> **REQUEST**
From the entries below, tally how many lines contain "Preventing" and report only that figure.

Stored data entries:
.....

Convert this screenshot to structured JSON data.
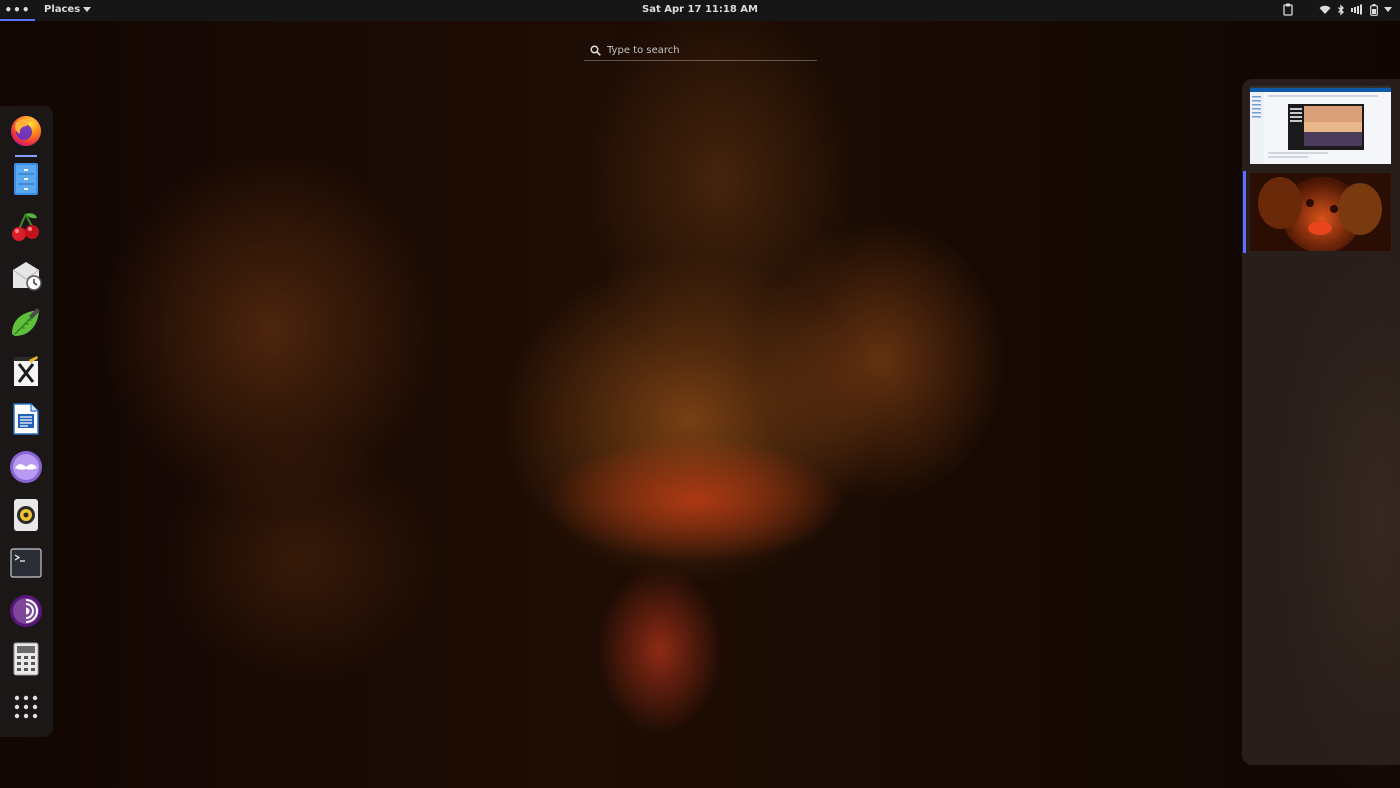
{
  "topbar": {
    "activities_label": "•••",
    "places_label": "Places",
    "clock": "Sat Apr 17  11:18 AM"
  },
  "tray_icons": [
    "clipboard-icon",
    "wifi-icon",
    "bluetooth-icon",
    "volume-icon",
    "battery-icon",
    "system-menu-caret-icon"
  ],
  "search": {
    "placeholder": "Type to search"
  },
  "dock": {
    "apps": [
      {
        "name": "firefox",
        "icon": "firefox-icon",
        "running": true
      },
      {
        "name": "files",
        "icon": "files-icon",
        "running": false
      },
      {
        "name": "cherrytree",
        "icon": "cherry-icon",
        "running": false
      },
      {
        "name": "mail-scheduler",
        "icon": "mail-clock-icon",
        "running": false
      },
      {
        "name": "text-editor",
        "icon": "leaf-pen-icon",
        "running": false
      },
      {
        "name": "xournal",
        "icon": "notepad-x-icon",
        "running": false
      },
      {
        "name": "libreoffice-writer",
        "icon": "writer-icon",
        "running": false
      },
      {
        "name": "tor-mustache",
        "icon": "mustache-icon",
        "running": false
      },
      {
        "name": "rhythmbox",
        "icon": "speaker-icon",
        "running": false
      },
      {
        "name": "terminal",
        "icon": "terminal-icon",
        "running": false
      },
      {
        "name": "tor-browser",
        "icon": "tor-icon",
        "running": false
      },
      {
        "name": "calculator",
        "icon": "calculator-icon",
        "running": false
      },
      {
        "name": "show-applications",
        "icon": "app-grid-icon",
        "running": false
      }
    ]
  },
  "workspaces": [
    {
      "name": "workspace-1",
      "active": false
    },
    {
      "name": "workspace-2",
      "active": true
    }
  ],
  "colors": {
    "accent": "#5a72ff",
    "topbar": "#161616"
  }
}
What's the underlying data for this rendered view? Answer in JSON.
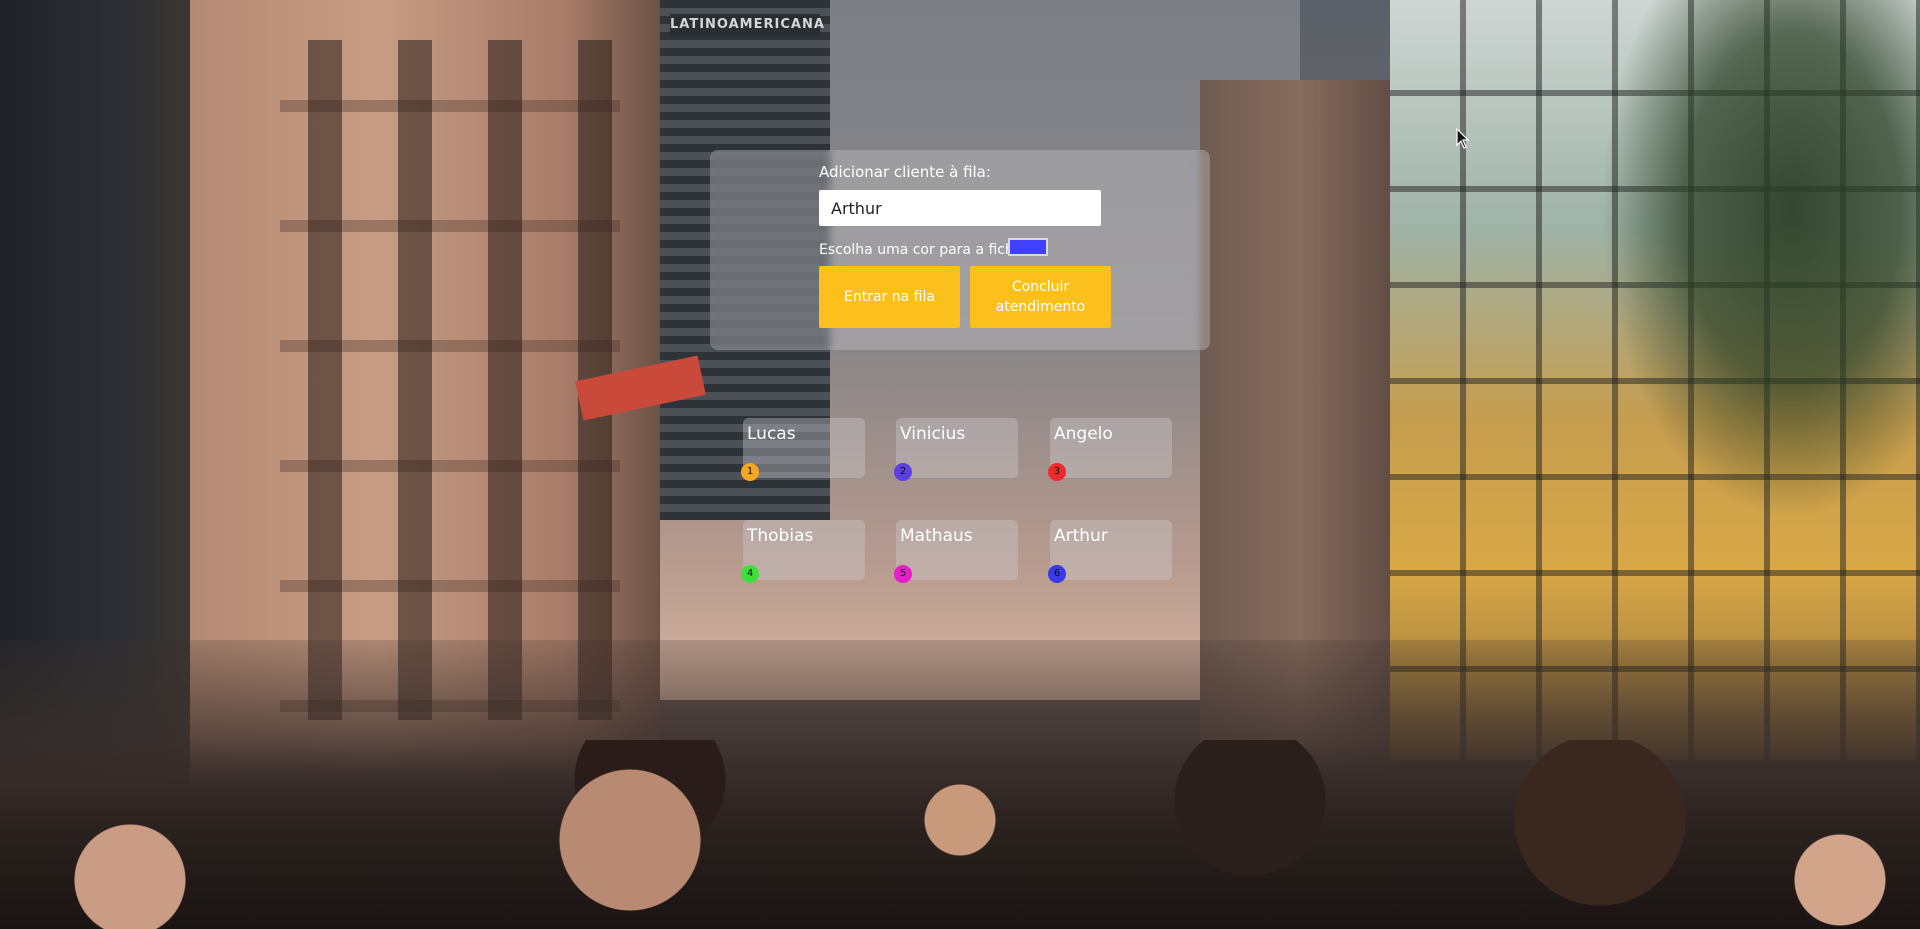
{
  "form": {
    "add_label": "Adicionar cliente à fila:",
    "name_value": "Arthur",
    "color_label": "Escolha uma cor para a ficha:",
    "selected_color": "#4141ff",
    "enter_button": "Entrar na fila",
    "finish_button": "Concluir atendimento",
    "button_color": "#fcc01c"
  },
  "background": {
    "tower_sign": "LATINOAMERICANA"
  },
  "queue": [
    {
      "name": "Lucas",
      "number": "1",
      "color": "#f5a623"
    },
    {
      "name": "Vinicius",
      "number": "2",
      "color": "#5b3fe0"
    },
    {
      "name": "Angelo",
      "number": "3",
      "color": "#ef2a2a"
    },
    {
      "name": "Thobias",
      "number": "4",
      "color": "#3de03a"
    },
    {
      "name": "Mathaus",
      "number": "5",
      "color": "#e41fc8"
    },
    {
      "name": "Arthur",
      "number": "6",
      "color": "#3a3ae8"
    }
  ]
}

.....

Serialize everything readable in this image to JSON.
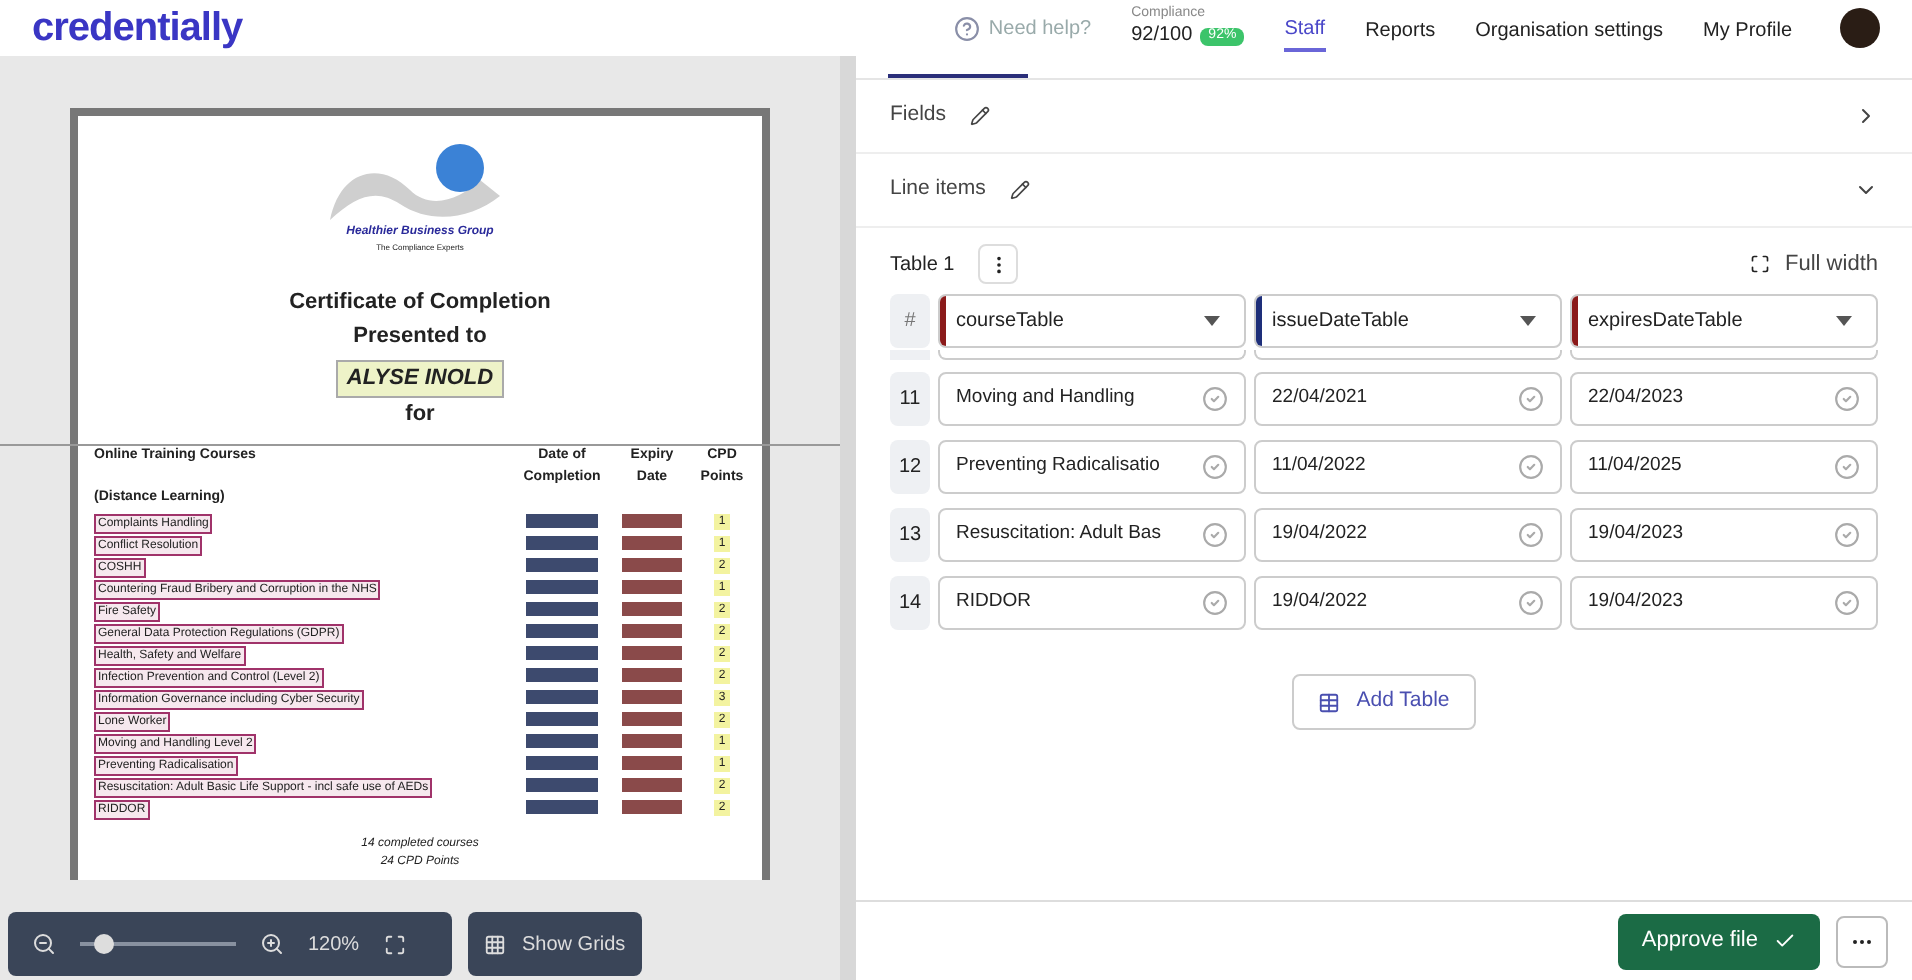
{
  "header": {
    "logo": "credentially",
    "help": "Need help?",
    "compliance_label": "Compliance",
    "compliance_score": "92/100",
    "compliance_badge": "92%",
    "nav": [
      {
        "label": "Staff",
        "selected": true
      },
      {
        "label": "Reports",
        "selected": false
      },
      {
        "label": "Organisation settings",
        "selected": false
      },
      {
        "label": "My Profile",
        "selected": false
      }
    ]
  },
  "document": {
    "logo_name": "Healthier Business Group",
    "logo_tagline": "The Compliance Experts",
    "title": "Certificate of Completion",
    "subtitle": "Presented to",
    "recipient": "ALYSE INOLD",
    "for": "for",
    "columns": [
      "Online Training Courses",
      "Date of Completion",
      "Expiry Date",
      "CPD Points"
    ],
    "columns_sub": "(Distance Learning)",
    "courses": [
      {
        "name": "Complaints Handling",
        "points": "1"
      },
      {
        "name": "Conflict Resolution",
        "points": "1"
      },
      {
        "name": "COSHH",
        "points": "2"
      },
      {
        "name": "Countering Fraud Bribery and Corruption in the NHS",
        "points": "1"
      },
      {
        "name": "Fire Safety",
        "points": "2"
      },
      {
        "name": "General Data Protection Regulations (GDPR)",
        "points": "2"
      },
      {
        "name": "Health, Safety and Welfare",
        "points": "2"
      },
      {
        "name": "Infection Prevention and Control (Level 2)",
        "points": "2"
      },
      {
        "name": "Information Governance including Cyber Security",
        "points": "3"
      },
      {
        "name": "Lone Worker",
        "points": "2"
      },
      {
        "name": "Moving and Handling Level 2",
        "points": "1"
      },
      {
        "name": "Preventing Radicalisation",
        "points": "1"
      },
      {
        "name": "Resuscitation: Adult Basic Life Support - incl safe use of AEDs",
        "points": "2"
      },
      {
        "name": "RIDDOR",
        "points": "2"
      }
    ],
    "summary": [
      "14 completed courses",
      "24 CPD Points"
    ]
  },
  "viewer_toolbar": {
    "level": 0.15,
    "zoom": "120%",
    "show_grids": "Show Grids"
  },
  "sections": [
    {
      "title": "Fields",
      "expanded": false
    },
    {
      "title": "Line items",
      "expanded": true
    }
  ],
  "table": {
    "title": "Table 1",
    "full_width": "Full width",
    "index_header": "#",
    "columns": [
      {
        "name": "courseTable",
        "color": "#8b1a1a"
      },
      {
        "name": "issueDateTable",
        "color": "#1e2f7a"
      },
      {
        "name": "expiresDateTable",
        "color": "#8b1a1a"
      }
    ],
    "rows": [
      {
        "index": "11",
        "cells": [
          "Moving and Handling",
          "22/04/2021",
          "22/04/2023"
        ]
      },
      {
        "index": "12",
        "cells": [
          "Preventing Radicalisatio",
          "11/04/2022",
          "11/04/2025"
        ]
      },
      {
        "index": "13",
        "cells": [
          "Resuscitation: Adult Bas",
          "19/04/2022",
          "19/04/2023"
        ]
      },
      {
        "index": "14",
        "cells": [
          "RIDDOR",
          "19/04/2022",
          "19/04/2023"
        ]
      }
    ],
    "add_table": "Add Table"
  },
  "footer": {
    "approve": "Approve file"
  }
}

.....

> **RIGHT ANSWER**
2